## Work to complete
Identify each line holding the string "individual" and copy it.

## Data in this exercise
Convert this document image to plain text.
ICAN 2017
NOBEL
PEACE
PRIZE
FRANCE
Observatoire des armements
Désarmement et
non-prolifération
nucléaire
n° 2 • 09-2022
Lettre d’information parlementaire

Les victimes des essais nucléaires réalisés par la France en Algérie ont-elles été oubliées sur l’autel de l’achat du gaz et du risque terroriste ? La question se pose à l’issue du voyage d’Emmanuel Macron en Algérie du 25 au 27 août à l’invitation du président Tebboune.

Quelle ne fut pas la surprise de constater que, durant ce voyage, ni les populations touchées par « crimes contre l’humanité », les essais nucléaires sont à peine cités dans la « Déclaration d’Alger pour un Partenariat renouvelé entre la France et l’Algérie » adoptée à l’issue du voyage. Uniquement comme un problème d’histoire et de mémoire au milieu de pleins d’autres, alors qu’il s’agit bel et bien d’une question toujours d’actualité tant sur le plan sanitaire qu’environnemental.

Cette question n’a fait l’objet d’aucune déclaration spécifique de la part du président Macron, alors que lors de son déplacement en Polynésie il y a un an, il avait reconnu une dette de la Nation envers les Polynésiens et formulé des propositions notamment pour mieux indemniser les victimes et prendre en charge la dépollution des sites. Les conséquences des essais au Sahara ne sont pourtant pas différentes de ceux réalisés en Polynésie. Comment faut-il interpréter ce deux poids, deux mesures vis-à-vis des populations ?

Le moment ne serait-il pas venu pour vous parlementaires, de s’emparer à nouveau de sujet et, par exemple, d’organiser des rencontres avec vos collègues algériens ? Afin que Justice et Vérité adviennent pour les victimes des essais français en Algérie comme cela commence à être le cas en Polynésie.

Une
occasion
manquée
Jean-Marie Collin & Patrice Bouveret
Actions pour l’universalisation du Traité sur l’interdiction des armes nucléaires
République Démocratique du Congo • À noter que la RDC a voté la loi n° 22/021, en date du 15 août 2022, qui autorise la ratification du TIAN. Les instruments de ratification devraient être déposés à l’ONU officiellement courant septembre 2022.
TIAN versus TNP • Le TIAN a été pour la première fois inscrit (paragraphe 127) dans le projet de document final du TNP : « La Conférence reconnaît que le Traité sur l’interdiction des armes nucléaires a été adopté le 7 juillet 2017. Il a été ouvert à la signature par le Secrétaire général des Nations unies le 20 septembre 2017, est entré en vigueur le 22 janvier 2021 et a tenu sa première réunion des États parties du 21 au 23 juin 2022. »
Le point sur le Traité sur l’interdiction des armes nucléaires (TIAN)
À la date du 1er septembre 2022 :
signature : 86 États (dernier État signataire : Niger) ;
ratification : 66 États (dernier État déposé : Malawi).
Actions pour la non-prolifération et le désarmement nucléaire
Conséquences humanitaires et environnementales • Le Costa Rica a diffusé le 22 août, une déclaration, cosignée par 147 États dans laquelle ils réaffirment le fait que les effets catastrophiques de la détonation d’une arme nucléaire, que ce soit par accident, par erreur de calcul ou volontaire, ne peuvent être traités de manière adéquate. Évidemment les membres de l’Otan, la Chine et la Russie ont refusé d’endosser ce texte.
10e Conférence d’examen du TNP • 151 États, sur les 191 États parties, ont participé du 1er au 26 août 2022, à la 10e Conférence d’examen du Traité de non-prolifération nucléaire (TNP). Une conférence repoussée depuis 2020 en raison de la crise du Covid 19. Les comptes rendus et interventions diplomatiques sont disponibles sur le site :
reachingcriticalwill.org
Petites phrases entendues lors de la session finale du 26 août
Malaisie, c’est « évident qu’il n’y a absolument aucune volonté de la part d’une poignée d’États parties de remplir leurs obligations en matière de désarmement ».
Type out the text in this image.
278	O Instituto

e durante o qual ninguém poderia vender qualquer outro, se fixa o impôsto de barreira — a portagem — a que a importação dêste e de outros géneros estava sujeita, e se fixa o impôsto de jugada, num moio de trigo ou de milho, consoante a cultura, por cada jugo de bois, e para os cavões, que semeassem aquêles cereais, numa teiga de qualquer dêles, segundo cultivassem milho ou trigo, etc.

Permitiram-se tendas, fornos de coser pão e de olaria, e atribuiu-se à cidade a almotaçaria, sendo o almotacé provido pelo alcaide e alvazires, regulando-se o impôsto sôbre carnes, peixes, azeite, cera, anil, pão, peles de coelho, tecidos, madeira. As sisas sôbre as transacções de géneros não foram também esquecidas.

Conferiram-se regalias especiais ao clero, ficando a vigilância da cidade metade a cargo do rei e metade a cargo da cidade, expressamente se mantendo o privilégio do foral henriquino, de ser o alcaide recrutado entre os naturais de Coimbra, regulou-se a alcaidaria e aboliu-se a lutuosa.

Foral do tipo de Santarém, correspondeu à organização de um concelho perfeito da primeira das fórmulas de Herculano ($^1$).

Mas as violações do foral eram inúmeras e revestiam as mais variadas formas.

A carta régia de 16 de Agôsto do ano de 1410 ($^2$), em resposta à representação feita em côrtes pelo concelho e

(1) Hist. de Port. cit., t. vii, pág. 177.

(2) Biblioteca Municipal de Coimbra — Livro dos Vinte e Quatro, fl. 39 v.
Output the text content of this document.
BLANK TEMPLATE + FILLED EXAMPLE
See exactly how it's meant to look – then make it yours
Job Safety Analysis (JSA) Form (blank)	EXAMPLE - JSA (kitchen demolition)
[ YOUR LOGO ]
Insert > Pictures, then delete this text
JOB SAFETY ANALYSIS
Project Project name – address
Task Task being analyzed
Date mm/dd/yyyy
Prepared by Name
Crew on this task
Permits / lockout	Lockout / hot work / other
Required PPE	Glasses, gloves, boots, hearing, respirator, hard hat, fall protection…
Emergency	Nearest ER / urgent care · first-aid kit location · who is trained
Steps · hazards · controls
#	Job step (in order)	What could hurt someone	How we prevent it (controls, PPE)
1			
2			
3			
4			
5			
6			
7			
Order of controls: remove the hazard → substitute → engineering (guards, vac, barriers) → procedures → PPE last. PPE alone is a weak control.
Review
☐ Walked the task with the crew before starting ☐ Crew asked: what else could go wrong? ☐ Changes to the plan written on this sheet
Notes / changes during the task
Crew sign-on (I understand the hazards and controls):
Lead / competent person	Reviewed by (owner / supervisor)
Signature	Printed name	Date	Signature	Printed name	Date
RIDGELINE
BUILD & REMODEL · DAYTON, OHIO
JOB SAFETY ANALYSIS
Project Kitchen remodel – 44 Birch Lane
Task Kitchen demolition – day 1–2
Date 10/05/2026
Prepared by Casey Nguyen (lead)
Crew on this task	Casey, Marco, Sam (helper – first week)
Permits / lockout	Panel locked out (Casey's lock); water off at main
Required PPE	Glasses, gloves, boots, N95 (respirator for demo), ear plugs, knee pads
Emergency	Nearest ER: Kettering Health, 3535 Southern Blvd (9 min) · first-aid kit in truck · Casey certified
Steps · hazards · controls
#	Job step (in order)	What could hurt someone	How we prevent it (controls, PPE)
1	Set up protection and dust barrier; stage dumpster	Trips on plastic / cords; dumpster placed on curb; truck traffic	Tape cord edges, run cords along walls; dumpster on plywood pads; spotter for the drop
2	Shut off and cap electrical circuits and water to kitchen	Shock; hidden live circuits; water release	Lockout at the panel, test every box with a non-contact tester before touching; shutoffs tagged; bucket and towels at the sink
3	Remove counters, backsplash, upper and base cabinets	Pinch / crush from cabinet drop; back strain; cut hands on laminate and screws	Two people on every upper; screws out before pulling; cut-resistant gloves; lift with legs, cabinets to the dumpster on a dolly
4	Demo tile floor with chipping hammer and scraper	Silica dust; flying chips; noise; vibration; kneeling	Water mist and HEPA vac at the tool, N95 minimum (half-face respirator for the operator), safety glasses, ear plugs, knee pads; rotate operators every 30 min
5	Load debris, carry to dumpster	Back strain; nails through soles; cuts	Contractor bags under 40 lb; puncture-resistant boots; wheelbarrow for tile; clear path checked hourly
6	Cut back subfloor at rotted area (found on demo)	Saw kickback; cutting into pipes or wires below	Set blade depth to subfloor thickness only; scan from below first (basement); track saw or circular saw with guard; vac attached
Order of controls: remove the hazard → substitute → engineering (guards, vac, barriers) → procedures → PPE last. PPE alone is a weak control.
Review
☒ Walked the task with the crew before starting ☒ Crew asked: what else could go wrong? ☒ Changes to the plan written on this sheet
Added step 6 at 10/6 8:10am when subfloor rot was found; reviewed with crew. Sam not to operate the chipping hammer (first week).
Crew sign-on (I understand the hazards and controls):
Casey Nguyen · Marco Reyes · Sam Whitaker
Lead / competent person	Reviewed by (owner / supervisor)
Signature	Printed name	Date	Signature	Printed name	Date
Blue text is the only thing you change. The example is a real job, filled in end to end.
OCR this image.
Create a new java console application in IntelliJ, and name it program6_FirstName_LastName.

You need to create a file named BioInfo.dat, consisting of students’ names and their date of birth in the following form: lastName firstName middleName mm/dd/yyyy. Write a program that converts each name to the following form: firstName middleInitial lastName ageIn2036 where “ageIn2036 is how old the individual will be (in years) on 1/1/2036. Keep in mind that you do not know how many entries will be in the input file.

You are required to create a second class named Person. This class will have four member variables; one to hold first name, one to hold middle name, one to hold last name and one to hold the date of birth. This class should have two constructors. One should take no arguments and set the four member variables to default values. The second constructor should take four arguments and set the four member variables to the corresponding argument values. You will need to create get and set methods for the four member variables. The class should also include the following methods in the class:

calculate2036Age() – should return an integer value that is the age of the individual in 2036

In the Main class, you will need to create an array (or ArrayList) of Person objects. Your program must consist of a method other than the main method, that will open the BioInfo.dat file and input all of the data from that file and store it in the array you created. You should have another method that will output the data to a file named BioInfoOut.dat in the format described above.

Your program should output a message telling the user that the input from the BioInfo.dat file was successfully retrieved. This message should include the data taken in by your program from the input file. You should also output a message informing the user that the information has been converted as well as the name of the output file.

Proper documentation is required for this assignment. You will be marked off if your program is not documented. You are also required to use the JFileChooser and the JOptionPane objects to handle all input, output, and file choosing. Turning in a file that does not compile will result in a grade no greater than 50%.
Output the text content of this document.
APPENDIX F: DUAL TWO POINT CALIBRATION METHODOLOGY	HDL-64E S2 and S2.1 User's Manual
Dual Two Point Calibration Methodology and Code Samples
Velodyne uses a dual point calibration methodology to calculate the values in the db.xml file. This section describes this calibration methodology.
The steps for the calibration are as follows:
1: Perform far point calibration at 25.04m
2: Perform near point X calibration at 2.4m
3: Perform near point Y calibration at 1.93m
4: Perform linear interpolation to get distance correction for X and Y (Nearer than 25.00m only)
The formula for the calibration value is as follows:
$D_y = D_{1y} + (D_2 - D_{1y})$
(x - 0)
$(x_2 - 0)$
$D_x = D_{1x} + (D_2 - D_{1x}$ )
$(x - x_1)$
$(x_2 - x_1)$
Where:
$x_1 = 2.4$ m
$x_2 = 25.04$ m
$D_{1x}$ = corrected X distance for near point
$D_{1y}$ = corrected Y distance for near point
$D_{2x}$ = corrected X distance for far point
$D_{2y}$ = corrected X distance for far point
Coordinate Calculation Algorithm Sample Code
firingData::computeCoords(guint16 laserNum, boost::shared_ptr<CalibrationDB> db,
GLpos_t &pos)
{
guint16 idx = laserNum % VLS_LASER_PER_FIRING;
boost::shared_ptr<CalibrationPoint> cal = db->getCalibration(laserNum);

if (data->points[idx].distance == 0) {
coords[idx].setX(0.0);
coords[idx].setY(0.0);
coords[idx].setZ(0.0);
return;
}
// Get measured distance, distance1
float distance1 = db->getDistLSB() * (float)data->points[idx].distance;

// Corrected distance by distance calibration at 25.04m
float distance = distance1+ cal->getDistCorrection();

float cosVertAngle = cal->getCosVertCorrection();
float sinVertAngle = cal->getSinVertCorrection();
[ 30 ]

## Written response
You need to create a file named BioInfo.dat, consisting of students’ names and their date of birth in the following form: lastName firstName middleName mm/dd/yyyy. Write a program that converts each name to the following form: firstName middleInitial lastName ageIn2036 where “ageIn2036 is how old the individual will be (in years) on 1/1/2036. Keep in mind that you do not know how many entries will be in the input file.
calculate2036Age() – should return an integer value that is the age of the individual in 2036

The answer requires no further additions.